— start —

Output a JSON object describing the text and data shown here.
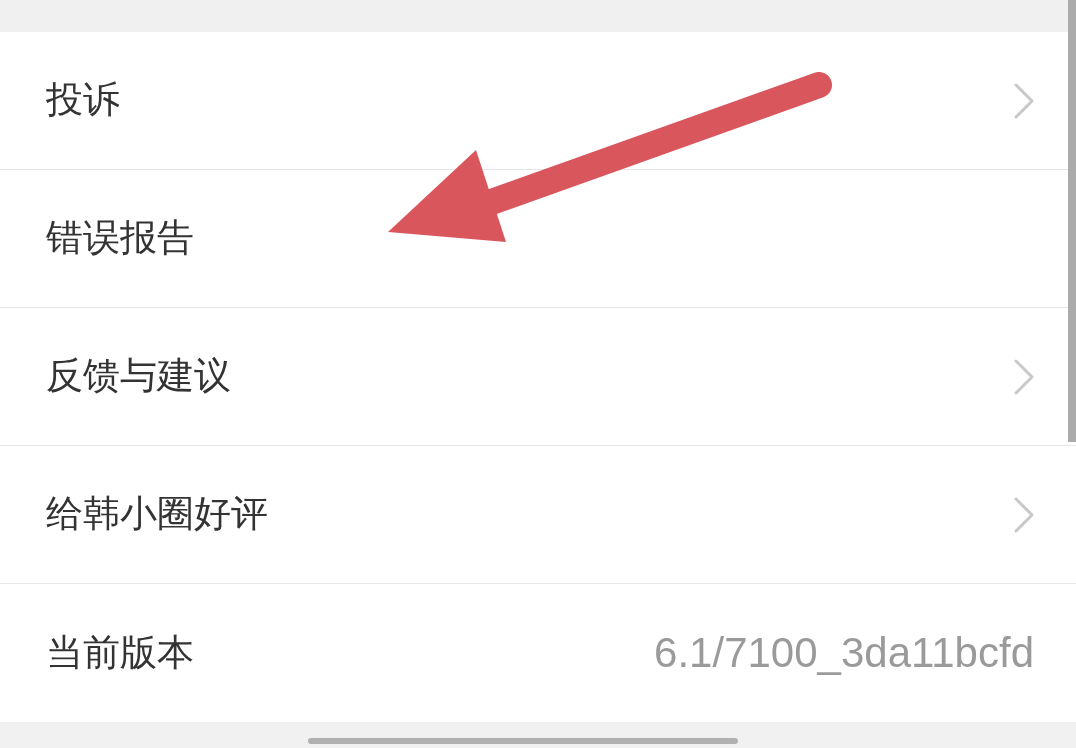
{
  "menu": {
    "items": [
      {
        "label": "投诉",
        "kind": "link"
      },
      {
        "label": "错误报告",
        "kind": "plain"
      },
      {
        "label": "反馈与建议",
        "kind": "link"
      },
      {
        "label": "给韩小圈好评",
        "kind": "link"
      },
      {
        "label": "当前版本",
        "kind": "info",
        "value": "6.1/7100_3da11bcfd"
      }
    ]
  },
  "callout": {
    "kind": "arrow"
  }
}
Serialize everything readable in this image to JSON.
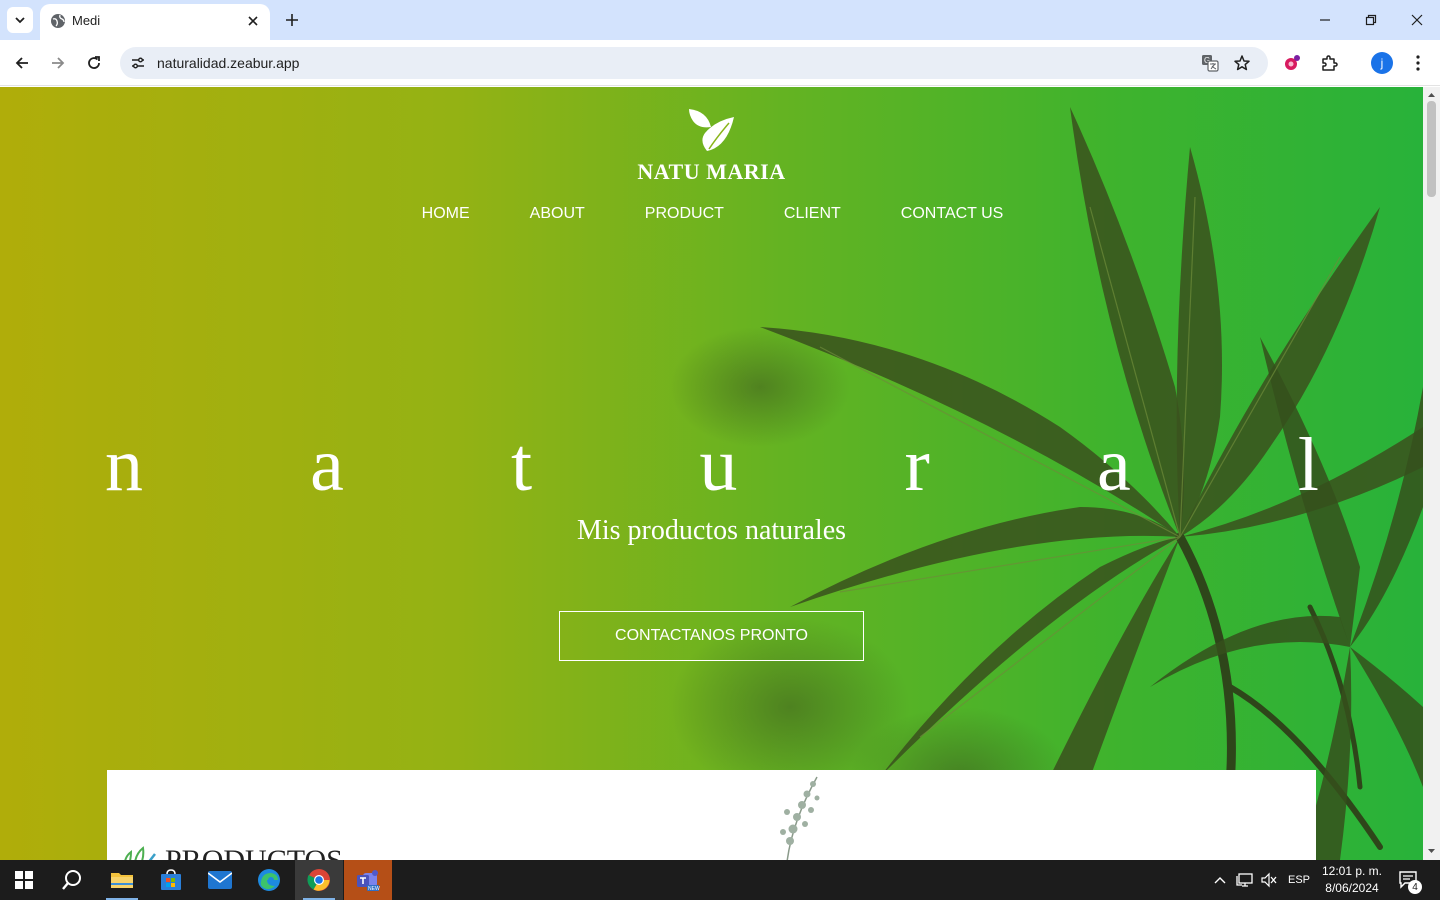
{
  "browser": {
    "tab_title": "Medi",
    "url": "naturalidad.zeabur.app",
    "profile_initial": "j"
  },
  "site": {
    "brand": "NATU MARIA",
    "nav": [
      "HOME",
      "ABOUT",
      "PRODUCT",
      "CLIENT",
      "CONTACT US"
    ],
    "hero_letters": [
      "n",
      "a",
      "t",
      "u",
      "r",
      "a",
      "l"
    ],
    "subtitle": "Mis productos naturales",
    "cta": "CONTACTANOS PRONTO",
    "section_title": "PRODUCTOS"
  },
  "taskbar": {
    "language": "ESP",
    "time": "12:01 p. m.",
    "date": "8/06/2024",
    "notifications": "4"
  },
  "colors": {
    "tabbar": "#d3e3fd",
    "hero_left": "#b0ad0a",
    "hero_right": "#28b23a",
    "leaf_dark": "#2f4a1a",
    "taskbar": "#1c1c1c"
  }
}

— end —

*WHAT TO DO*. Your task is to repeat the data above exactly while excluding the pictures.

*RESULT*.
Output a JSON object describing the text and data shown here.
{
  "menu": {
    "items": [
      {
        "label": "投诉",
        "kind": "link"
      },
      {
        "label": "错误报告",
        "kind": "plain"
      },
      {
        "label": "反馈与建议",
        "kind": "link"
      },
      {
        "label": "给韩小圈好评",
        "kind": "link"
      },
      {
        "label": "当前版本",
        "kind": "info",
        "value": "6.1/7100_3da11bcfd"
      }
    ]
  },
  "callout": {
    "kind": "arrow"
  }
}
Serialize everything readable in this image to JSON.
{
  "browser": {
    "tab_title": "Medi",
    "url": "naturalidad.zeabur.app",
    "profile_initial": "j"
  },
  "site": {
    "brand": "NATU MARIA",
    "nav": [
      "HOME",
      "ABOUT",
      "PRODUCT",
      "CLIENT",
      "CONTACT US"
    ],
    "hero_letters": [
      "n",
      "a",
      "t",
      "u",
      "r",
      "a",
      "l"
    ],
    "subtitle": "Mis productos naturales",
    "cta": "CONTACTANOS PRONTO",
    "section_title": "PRODUCTOS"
  },
  "taskbar": {
    "language": "ESP",
    "time": "12:01 p. m.",
    "date": "8/06/2024",
    "notifications": "4"
  },
  "colors": {
    "tabbar": "#d3e3fd",
    "hero_left": "#b0ad0a",
    "hero_right": "#28b23a",
    "leaf_dark": "#2f4a1a",
    "taskbar": "#1c1c1c"
  }
}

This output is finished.